START
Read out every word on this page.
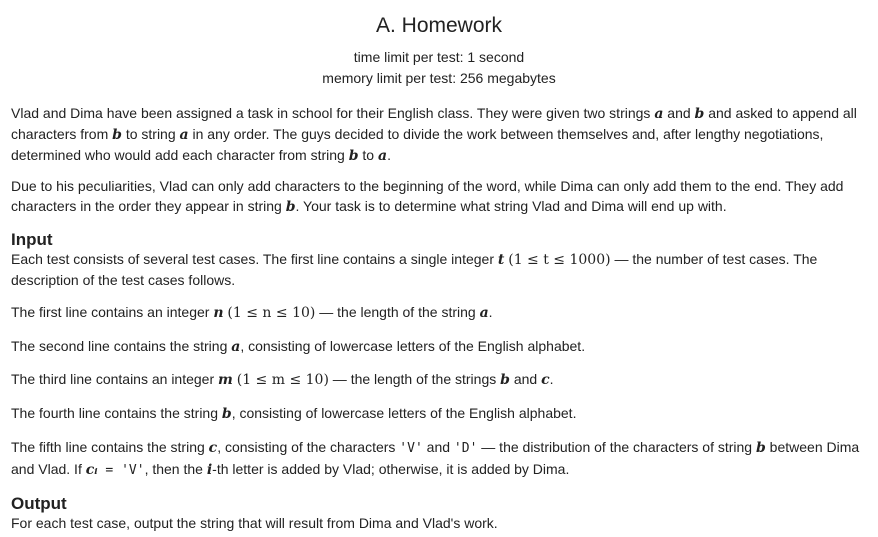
A. Homework
time limit per test: 1 second
memory limit per test: 256 megabytes
Vlad and Dima have been assigned a task in school for their English class. They were given two strings a and b and asked to append all
characters from b to string a in any order. The guys decided to divide the work between themselves and, after lengthy negotiations,
determined who would add each character from string b to a.
Due to his peculiarities, Vlad can only add characters to the beginning of the word, while Dima can only add them to the end. They add
characters in the order they appear in string b. Your task is to determine what string Vlad and Dima will end up with.
Input
Each test consists of several test cases. The first line contains a single integer t (1 ≤ t ≤ 1000) — the number of test cases. The
description of the test cases follows.
The first line contains an integer n (1 ≤ n ≤ 10) — the length of the string a.
The second line contains the string a, consisting of lowercase letters of the English alphabet.
The third line contains an integer m (1 ≤ m ≤ 10) — the length of the strings b and c.
The fourth line contains the string b, consisting of lowercase letters of the English alphabet.
The fifth line contains the string c, consisting of the characters 'V' and 'D' — the distribution of the characters of string b between Dima
and Vlad. If cᵢ = 'V', then the i-th letter is added by Vlad; otherwise, it is added by Dima.
Output
For each test case, output the string that will result from Dima and Vlad's work.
END
§ Directive: Set the data above down again exactly as given, with no pictures.

§ Result for this exercise:
Read out every word on this page.
A. Homework
time limit per test: 1 second
memory limit per test: 256 megabytes
Vlad and Dima have been assigned a task in school for their English class. They were given two strings a and b and asked to append all
characters from b to string a in any order. The guys decided to divide the work between themselves and, after lengthy negotiations,
determined who would add each character from string b to a.
Due to his peculiarities, Vlad can only add characters to the beginning of the word, while Dima can only add them to the end. They add
characters in the order they appear in string b. Your task is to determine what string Vlad and Dima will end up with.
Input
Each test consists of several test cases. The first line contains a single integer t (1 ≤ t ≤ 1000) — the number of test cases. The
description of the test cases follows.
The first line contains an integer n (1 ≤ n ≤ 10) — the length of the string a.
The second line contains the string a, consisting of lowercase letters of the English alphabet.
The third line contains an integer m (1 ≤ m ≤ 10) — the length of the strings b and c.
The fourth line contains the string b, consisting of lowercase letters of the English alphabet.
The fifth line contains the string c, consisting of the characters 'V' and 'D' — the distribution of the characters of string b between Dima
and Vlad. If cᵢ = 'V', then the i-th letter is added by Vlad; otherwise, it is added by Dima.
Output
For each test case, output the string that will result from Dima and Vlad's work.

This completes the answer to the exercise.